**The request:**
Print the data exactly, leaving nothing out.

-- Start of Given records --

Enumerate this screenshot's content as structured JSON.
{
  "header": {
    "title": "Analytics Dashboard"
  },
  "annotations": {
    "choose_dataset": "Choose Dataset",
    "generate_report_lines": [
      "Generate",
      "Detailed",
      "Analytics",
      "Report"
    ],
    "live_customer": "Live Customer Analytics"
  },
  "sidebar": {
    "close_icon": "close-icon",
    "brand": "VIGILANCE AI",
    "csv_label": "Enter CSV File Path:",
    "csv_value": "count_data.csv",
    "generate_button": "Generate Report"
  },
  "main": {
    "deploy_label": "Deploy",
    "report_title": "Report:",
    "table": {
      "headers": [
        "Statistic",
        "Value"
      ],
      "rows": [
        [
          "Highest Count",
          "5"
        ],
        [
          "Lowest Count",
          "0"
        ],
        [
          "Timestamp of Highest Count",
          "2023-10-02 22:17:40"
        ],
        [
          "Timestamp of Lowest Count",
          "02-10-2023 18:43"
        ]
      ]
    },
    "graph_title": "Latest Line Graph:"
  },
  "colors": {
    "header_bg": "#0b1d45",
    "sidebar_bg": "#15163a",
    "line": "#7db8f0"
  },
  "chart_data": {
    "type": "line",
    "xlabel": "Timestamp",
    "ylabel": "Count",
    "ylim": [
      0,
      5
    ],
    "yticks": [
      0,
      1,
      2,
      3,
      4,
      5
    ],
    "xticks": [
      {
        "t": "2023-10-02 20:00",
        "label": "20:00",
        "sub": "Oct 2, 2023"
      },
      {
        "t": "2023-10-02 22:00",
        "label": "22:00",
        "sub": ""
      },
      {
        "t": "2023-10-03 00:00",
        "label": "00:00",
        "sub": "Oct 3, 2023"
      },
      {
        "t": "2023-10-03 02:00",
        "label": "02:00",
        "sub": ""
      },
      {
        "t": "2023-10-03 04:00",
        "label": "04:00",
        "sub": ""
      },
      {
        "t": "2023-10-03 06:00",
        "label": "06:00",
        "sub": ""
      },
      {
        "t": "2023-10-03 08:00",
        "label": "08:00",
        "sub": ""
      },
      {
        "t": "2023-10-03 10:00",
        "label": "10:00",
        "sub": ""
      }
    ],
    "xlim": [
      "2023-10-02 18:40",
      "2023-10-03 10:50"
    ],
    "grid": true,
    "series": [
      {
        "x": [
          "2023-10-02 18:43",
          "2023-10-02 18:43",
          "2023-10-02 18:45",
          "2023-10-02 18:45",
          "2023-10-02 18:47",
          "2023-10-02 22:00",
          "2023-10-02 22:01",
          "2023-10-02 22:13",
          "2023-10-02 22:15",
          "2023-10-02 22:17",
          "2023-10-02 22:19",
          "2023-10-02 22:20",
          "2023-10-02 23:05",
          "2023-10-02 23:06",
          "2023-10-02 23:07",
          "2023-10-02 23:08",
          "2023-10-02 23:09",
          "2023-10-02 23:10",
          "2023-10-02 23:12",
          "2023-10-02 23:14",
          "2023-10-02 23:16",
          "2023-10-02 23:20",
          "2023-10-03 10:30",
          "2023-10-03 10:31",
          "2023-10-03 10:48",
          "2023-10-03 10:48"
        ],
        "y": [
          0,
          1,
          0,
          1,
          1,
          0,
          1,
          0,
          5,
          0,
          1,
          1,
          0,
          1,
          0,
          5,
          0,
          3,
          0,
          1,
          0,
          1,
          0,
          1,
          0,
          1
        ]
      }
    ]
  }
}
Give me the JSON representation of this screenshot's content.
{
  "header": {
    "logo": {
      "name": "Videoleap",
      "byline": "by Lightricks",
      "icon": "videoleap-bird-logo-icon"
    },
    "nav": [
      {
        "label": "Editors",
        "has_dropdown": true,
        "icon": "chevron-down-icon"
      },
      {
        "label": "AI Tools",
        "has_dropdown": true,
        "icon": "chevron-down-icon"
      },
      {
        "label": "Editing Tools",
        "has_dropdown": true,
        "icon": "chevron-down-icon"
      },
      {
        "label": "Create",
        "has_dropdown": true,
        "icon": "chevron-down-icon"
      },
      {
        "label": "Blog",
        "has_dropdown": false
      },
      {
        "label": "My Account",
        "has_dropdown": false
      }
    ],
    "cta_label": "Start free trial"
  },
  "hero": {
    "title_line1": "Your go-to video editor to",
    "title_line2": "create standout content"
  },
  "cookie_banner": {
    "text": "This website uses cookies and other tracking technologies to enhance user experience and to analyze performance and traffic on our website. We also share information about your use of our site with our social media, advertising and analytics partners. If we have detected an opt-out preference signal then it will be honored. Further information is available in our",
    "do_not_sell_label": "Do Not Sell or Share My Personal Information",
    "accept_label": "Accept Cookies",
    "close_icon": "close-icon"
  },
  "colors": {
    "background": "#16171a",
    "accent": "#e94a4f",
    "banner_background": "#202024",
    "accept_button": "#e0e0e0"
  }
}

-- End of Given records --

**Response to this task:**
Enumerate this screenshot's content as structured JSON.
{
  "header": {
    "title": "Analytics Dashboard"
  },
  "annotations": {
    "choose_dataset": "Choose Dataset",
    "generate_report_lines": [
      "Generate",
      "Detailed",
      "Analytics",
      "Report"
    ],
    "live_customer": "Live Customer Analytics"
  },
  "sidebar": {
    "close_icon": "close-icon",
    "brand": "VIGILANCE AI",
    "csv_label": "Enter CSV File Path:",
    "csv_value": "count_data.csv",
    "generate_button": "Generate Report"
  },
  "main": {
    "deploy_label": "Deploy",
    "report_title": "Report:",
    "table": {
      "headers": [
        "Statistic",
        "Value"
      ],
      "rows": [
        [
          "Highest Count",
          "5"
        ],
        [
          "Lowest Count",
          "0"
        ],
        [
          "Timestamp of Highest Count",
          "2023-10-02 22:17:40"
        ],
        [
          "Timestamp of Lowest Count",
          "02-10-2023 18:43"
        ]
      ]
    },
    "graph_title": "Latest Line Graph:"
  },
  "colors": {
    "header_bg": "#0b1d45",
    "sidebar_bg": "#15163a",
    "line": "#7db8f0"
  },
  "chart_data": {
    "type": "line",
    "xlabel": "Timestamp",
    "ylabel": "Count",
    "ylim": [
      0,
      5
    ],
    "yticks": [
      0,
      1,
      2,
      3,
      4,
      5
    ],
    "xticks": [
      {
        "t": "2023-10-02 20:00",
        "label": "20:00",
        "sub": "Oct 2, 2023"
      },
      {
        "t": "2023-10-02 22:00",
        "label": "22:00",
        "sub": ""
      },
      {
        "t": "2023-10-03 00:00",
        "label": "00:00",
        "sub": "Oct 3, 2023"
      },
      {
        "t": "2023-10-03 02:00",
        "label": "02:00",
        "sub": ""
      },
      {
        "t": "2023-10-03 04:00",
        "label": "04:00",
        "sub": ""
      },
      {
        "t": "2023-10-03 06:00",
        "label": "06:00",
        "sub": ""
      },
      {
        "t": "2023-10-03 08:00",
        "label": "08:00",
        "sub": ""
      },
      {
        "t": "2023-10-03 10:00",
        "label": "10:00",
        "sub": ""
      }
    ],
    "xlim": [
      "2023-10-02 18:40",
      "2023-10-03 10:50"
    ],
    "grid": true,
    "series": [
      {
        "x": [
          "2023-10-02 18:43",
          "2023-10-02 18:43",
          "2023-10-02 18:45",
          "2023-10-02 18:45",
          "2023-10-02 18:47",
          "2023-10-02 22:00",
          "2023-10-02 22:01",
          "2023-10-02 22:13",
          "2023-10-02 22:15",
          "2023-10-02 22:17",
          "2023-10-02 22:19",
          "2023-10-02 22:20",
          "2023-10-02 23:05",
          "2023-10-02 23:06",
          "2023-10-02 23:07",
          "2023-10-02 23:08",
          "2023-10-02 23:09",
          "2023-10-02 23:10",
          "2023-10-02 23:12",
          "2023-10-02 23:14",
          "2023-10-02 23:16",
          "2023-10-02 23:20",
          "2023-10-03 10:30",
          "2023-10-03 10:31",
          "2023-10-03 10:48",
          "2023-10-03 10:48"
        ],
        "y": [
          0,
          1,
          0,
          1,
          1,
          0,
          1,
          0,
          5,
          0,
          1,
          1,
          0,
          1,
          0,
          5,
          0,
          3,
          0,
          1,
          0,
          1,
          0,
          1,
          0,
          1
        ]
      }
    ]
  }
}
Give me the JSON representation of this screenshot's content.
{
  "header": {
    "logo": {
      "name": "Videoleap",
      "byline": "by Lightricks",
      "icon": "videoleap-bird-logo-icon"
    },
    "nav": [
      {
        "label": "Editors",
        "has_dropdown": true,
        "icon": "chevron-down-icon"
      },
      {
        "label": "AI Tools",
        "has_dropdown": true,
        "icon": "chevron-down-icon"
      },
      {
        "label": "Editing Tools",
        "has_dropdown": true,
        "icon": "chevron-down-icon"
      },
      {
        "label": "Create",
        "has_dropdown": true,
        "icon": "chevron-down-icon"
      },
      {
        "label": "Blog",
        "has_dropdown": false
      },
      {
        "label": "My Account",
        "has_dropdown": false
      }
    ],
    "cta_label": "Start free trial"
  },
  "hero": {
    "title_line1": "Your go-to video editor to",
    "title_line2": "create standout content"
  },
  "cookie_banner": {
    "text": "This website uses cookies and other tracking technologies to enhance user experience and to analyze performance and traffic on our website. We also share information about your use of our site with our social media, advertising and analytics partners. If we have detected an opt-out preference signal then it will be honored. Further information is available in our",
    "do_not_sell_label": "Do Not Sell or Share My Personal Information",
    "accept_label": "Accept Cookies",
    "close_icon": "close-icon"
  },
  "colors": {
    "background": "#16171a",
    "accent": "#e94a4f",
    "banner_background": "#202024",
    "accept_button": "#e0e0e0"
  }
}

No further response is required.